BEGIN RECORDS SUPPLIED
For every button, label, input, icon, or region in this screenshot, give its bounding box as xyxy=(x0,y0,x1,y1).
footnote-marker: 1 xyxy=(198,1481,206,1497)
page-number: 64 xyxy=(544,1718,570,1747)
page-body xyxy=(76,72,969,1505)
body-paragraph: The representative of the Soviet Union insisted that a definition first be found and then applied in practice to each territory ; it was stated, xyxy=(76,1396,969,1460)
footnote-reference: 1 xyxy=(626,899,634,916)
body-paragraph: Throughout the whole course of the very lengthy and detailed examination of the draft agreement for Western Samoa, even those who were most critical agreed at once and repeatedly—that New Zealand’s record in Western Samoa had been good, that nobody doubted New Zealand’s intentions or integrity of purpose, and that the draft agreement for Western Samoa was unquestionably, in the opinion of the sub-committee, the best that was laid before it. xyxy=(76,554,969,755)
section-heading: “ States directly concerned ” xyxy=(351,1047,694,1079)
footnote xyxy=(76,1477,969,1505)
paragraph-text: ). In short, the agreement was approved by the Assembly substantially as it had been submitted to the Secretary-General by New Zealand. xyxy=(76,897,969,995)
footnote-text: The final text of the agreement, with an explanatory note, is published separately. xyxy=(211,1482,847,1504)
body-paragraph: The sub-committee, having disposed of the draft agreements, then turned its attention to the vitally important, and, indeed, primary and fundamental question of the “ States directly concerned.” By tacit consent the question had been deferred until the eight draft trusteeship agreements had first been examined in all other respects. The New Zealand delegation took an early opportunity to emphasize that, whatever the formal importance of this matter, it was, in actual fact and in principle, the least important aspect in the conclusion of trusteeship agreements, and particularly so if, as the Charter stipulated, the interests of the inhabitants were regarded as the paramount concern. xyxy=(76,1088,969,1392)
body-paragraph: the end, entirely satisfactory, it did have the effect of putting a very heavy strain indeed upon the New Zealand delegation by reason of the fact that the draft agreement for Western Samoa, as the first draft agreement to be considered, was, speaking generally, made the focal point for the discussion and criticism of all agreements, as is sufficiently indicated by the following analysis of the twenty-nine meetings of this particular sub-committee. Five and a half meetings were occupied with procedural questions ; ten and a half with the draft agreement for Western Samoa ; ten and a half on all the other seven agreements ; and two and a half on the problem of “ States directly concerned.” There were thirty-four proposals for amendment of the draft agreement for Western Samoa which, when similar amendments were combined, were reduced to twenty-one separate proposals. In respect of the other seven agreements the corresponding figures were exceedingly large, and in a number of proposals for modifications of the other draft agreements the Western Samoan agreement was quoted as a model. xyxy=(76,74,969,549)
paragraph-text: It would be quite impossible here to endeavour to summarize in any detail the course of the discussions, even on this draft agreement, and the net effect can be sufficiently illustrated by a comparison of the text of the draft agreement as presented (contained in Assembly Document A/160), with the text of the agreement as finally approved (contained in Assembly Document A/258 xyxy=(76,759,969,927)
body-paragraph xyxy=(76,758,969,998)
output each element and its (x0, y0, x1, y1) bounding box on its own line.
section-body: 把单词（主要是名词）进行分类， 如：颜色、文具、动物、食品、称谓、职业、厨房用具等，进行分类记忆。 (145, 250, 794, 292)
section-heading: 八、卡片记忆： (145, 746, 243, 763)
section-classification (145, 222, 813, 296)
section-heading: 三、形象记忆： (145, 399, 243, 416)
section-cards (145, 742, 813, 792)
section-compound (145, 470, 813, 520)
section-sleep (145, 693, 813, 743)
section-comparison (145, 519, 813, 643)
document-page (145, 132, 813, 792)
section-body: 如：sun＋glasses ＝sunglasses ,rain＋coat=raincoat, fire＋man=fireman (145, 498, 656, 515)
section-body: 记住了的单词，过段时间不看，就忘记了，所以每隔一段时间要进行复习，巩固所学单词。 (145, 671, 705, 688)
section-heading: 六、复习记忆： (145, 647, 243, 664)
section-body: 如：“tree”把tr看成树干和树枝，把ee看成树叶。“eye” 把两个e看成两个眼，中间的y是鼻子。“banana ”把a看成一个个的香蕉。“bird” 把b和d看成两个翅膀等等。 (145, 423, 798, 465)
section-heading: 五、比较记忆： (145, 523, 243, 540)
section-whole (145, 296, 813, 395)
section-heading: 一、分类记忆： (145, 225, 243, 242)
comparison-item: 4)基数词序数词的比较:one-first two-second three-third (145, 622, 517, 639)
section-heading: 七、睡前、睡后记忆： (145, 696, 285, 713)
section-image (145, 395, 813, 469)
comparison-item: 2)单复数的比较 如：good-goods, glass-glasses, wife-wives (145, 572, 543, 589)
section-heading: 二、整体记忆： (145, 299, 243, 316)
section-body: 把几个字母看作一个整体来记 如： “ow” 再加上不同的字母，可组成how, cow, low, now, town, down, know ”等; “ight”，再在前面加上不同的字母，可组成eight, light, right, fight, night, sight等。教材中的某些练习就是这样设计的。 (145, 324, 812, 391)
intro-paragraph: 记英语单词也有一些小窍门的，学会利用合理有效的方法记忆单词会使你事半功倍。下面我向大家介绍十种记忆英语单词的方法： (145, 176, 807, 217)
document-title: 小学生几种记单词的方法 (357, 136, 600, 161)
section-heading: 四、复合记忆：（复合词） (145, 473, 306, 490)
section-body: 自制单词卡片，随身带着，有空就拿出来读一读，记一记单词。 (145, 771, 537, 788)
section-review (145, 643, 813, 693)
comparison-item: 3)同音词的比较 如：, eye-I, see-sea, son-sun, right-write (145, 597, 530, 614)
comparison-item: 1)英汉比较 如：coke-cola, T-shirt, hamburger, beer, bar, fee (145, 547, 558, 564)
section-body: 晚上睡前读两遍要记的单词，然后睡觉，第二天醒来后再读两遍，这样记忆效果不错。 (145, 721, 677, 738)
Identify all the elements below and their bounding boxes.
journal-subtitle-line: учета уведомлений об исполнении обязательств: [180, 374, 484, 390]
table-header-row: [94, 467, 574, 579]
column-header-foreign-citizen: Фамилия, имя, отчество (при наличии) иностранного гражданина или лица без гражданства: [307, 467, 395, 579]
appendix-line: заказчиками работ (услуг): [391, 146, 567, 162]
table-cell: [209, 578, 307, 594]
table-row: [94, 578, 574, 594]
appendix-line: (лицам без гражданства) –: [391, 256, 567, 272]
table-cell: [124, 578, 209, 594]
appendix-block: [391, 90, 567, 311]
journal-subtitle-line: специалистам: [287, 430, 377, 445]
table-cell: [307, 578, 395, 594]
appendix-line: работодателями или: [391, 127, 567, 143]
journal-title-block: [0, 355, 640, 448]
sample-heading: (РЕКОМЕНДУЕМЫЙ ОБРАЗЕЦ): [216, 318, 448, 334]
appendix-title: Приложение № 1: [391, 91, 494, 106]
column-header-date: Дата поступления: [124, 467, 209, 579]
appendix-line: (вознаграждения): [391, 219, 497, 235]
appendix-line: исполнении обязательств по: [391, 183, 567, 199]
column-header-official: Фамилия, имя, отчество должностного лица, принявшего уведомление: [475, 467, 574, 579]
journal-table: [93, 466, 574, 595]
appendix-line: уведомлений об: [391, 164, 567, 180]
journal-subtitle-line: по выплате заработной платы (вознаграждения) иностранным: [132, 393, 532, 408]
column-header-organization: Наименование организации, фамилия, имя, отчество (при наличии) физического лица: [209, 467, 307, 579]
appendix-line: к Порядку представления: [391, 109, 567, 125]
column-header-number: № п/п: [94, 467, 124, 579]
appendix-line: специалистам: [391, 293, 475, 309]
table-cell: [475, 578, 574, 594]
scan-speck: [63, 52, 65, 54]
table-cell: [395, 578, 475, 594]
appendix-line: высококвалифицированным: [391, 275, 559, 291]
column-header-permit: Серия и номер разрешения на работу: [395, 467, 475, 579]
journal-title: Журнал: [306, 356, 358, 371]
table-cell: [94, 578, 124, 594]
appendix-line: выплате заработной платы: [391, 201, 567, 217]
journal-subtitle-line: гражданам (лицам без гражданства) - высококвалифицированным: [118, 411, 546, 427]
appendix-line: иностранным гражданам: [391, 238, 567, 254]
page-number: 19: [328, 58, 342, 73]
END RECORDS SUPPLIED
• **THE TASK**: Rewrite the listing starting at its first line and ending at the line containing "footnote xyxy=(76,1477,969,1505)", with every "body-paragraph" swapped for "text-paragraph" and nothing else changed.

• **THE ANSWER**:
For every button, label, input, icon, or region in this screenshot, give its bounding box as xyxy=(x0,y0,x1,y1).
footnote-marker: 1 xyxy=(198,1481,206,1497)
page-number: 64 xyxy=(544,1718,570,1747)
page-body xyxy=(76,72,969,1505)
text-paragraph: The representative of the Soviet Union insisted that a definition first be found and then applied in practice to each territory ; it was stated, xyxy=(76,1396,969,1460)
footnote-reference: 1 xyxy=(626,899,634,916)
text-paragraph: Throughout the whole course of the very lengthy and detailed examination of the draft agreement for Western Samoa, even those who were most critical agreed at once and repeatedly—that New Zealand’s record in Western Samoa had been good, that nobody doubted New Zealand’s intentions or integrity of purpose, and that the draft agreement for Western Samoa was unquestionably, in the opinion of the sub-committee, the best that was laid before it. xyxy=(76,554,969,755)
section-heading: “ States directly concerned ” xyxy=(351,1047,694,1079)
footnote xyxy=(76,1477,969,1505)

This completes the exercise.